[Material for this task start]

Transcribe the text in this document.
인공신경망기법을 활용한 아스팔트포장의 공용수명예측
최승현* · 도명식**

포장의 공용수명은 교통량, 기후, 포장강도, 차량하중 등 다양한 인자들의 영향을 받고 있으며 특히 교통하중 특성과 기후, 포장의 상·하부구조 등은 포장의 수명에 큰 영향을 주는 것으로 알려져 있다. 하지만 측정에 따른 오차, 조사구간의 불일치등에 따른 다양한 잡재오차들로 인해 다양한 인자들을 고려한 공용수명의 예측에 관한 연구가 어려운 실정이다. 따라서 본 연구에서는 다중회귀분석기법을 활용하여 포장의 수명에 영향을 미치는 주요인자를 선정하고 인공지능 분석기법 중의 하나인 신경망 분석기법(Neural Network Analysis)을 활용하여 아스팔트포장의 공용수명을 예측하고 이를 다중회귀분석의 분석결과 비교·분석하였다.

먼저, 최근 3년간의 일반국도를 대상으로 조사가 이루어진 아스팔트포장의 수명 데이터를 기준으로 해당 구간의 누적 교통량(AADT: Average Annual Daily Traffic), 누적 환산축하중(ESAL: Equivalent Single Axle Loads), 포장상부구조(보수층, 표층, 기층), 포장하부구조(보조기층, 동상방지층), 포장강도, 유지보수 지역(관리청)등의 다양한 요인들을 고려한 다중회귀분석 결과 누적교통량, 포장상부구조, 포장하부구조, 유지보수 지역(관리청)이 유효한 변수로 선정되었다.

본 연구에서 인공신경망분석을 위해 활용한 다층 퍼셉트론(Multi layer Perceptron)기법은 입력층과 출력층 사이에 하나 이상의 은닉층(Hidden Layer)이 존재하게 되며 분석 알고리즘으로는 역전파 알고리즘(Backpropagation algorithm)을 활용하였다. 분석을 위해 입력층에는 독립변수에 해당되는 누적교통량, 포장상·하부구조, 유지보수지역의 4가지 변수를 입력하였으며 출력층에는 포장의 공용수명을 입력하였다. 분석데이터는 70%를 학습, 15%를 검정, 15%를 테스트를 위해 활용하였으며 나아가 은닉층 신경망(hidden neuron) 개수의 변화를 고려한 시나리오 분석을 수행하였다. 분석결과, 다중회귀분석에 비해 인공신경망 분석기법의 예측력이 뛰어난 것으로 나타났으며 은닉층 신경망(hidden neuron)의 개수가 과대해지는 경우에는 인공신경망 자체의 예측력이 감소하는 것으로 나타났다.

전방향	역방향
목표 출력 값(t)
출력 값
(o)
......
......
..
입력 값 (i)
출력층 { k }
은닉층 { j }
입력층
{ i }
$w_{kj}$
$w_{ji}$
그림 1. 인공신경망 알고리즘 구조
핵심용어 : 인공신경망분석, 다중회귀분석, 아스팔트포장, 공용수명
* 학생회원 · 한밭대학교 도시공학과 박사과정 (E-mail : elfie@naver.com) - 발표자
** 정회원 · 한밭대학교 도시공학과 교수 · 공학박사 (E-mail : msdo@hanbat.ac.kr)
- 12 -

[Material for this task end]

### Given problem:
Exactly how many lines contain "도시공학과"? State the number and nothing else.

### Task response:
2